Data records
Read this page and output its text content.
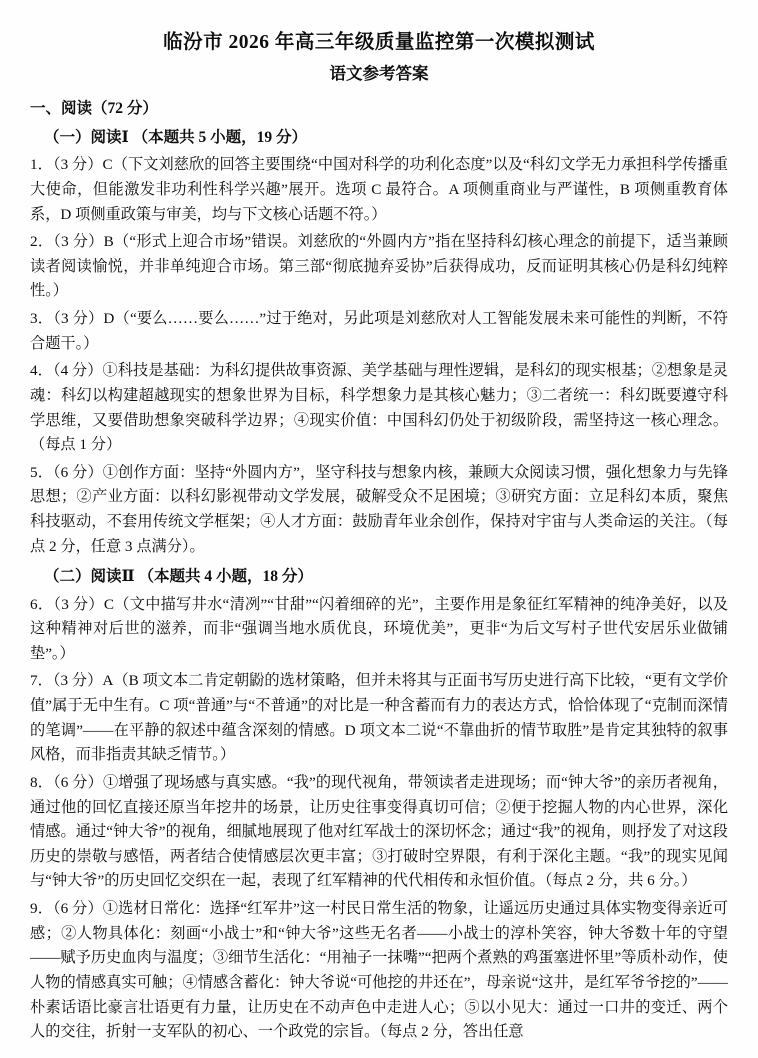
临汾市 2026 年高三年级质量监控第一次模拟测试
语文参考答案
一、阅读（72 分）
（一）阅读Ⅰ （本题共 5 小题，19 分）

1．（3 分）C（下文刘慈欣的回答主要围绕“中国对科学的功利化态度”以及“科幻文学无力承担科学传播重大使命，但能激发非功利性科学兴趣”展开。选项 C 最符合。A 项侧重商业与严谨性，B 项侧重教育体系，D 项侧重政策与审美，均与下文核心话题不符。）

2．（3 分）B（“形式上迎合市场”错误。刘慈欣的“外圆内方”指在坚持科幻核心理念的前提下，适当兼顾读者阅读愉悦，并非单纯迎合市场。第三部“彻底抛弃妥协”后获得成功，反而证明其核心仍是科幻纯粹性。）

3．（3 分）D（“要么……要么……”过于绝对，另此项是刘慈欣对人工智能发展未来可能性的判断，不符合题干。）

4．（4 分）①科技是基础：为科幻提供故事资源、美学基础与理性逻辑，是科幻的现实根基；②想象是灵魂：科幻以构建超越现实的想象世界为目标，科学想象力是其核心魅力；③二者统一：科幻既要遵守科学思维，又要借助想象突破科学边界；④现实价值：中国科幻仍处于初级阶段，需坚持这一核心理念。（每点 1 分）

5．（6 分）①创作方面：坚持“外圆内方”，坚守科技与想象内核，兼顾大众阅读习惯，强化想象力与先锋思想；②产业方面：以科幻影视带动文学发展，破解受众不足困境；③研究方面：立足科幻本质，聚焦科技驱动，不套用传统文学框架；④人才方面：鼓励青年业余创作，保持对宇宙与人类命运的关注。（每点 2 分，任意 3 点满分）。

（二）阅读Ⅱ （本题共 4 小题，18 分）

6．（3 分）C（文中描写井水“清冽”“甘甜”“闪着细碎的光”，主要作用是象征红军精神的纯净美好，以及这种精神对后世的滋养，而非“强调当地水质优良，环境优美”，更非“为后文写村子世代安居乐业做铺垫”。）

7．（3 分）A（B 项文本二肯定朝鼢的选材策略，但并未将其与正面书写历史进行高下比较，“更有文学价值”属于无中生有。C 项“普通”与“不普通”的对比是一种含蓄而有力的表达方式，恰恰体现了“克制而深情的笔调”——在平静的叙述中蕴含深刻的情感。D 项文本二说“不靠曲折的情节取胜”是肯定其独特的叙事风格，而非指责其缺乏情节。）

8．（6 分）①增强了现场感与真实感。“我”的现代视角，带领读者走进现场；而“钟大爷”的亲历者视角，通过他的回忆直接还原当年挖井的场景，让历史往事变得真切可信；②便于挖掘人物的内心世界，深化情感。通过“钟大爷”的视角，细腻地展现了他对红军战士的深切怀念；通过“我”的视角，则抒发了对这段历史的崇敬与感悟，两者结合使情感层次更丰富；③打破时空界限，有利于深化主题。“我”的现实见闻与“钟大爷”的历史回忆交织在一起，表现了红军精神的代代相传和永恒价值。（每点 2 分，共 6 分。）

9．（6 分）①选材日常化：选择“红军井”这一村民日常生活的物象，让遥远历史通过具体实物变得亲近可感；②人物具体化：刻画“小战士”和“钟大爷”这些无名者——小战士的淳朴笑容，钟大爷数十年的守望——赋予历史血肉与温度；③细节生活化：“用袖子一抹嘴”“把两个煮熟的鸡蛋塞进怀里”等质朴动作，使人物的情感真实可触；④情感含蓄化：钟大爷说“可他挖的井还在”，母亲说“这井，是红军爷爷挖的”——朴素话语比豪言壮语更有力量，让历史在不动声色中走进人心；⑤以小见大：通过一口井的变迁、两个人的交往，折射一支军队的初心、一个政党的宗旨。（每点 2 分，答出任意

[Problem requirements]: Using the data above, write out every line exactly, leaving the images behind.

[Response to the task]:
Read this page and output its text content.
临汾市 2026 年高三年级质量监控第一次模拟测试
语文参考答案
一、阅读（72 分）
（一）阅读Ⅰ （本题共 5 小题，19 分）

1．（3 分）C（下文刘慈欣的回答主要围绕“中国对科学的功利化态度”以及“科幻文学无力承担科学传播重大使命，但能激发非功利性科学兴趣”展开。选项 C 最符合。A 项侧重商业与严谨性，B 项侧重教育体系，D 项侧重政策与审美，均与下文核心话题不符。）

2．（3 分）B（“形式上迎合市场”错误。刘慈欣的“外圆内方”指在坚持科幻核心理念的前提下，适当兼顾读者阅读愉悦，并非单纯迎合市场。第三部“彻底抛弃妥协”后获得成功，反而证明其核心仍是科幻纯粹性。）

3．（3 分）D（“要么……要么……”过于绝对，另此项是刘慈欣对人工智能发展未来可能性的判断，不符合题干。）

4．（4 分）①科技是基础：为科幻提供故事资源、美学基础与理性逻辑，是科幻的现实根基；②想象是灵魂：科幻以构建超越现实的想象世界为目标，科学想象力是其核心魅力；③二者统一：科幻既要遵守科学思维，又要借助想象突破科学边界；④现实价值：中国科幻仍处于初级阶段，需坚持这一核心理念。（每点 1 分）

5．（6 分）①创作方面：坚持“外圆内方”，坚守科技与想象内核，兼顾大众阅读习惯，强化想象力与先锋思想；②产业方面：以科幻影视带动文学发展，破解受众不足困境；③研究方面：立足科幻本质，聚焦科技驱动，不套用传统文学框架；④人才方面：鼓励青年业余创作，保持对宇宙与人类命运的关注。（每点 2 分，任意 3 点满分）。

（二）阅读Ⅱ （本题共 4 小题，18 分）

6．（3 分）C（文中描写井水“清冽”“甘甜”“闪着细碎的光”，主要作用是象征红军精神的纯净美好，以及这种精神对后世的滋养，而非“强调当地水质优良，环境优美”，更非“为后文写村子世代安居乐业做铺垫”。）

7．（3 分）A（B 项文本二肯定朝鼢的选材策略，但并未将其与正面书写历史进行高下比较，“更有文学价值”属于无中生有。C 项“普通”与“不普通”的对比是一种含蓄而有力的表达方式，恰恰体现了“克制而深情的笔调”——在平静的叙述中蕴含深刻的情感。D 项文本二说“不靠曲折的情节取胜”是肯定其独特的叙事风格，而非指责其缺乏情节。）

8．（6 分）①增强了现场感与真实感。“我”的现代视角，带领读者走进现场；而“钟大爷”的亲历者视角，通过他的回忆直接还原当年挖井的场景，让历史往事变得真切可信；②便于挖掘人物的内心世界，深化情感。通过“钟大爷”的视角，细腻地展现了他对红军战士的深切怀念；通过“我”的视角，则抒发了对这段历史的崇敬与感悟，两者结合使情感层次更丰富；③打破时空界限，有利于深化主题。“我”的现实见闻与“钟大爷”的历史回忆交织在一起，表现了红军精神的代代相传和永恒价值。（每点 2 分，共 6 分。）

9．（6 分）①选材日常化：选择“红军井”这一村民日常生活的物象，让遥远历史通过具体实物变得亲近可感；②人物具体化：刻画“小战士”和“钟大爷”这些无名者——小战士的淳朴笑容，钟大爷数十年的守望——赋予历史血肉与温度；③细节生活化：“用袖子一抹嘴”“把两个煮熟的鸡蛋塞进怀里”等质朴动作，使人物的情感真实可触；④情感含蓄化：钟大爷说“可他挖的井还在”，母亲说“这井，是红军爷爷挖的”——朴素话语比豪言壮语更有力量，让历史在不动声色中走进人心；⑤以小见大：通过一口井的变迁、两个人的交往，折射一支军队的初心、一个政党的宗旨。（每点 2 分，答出任意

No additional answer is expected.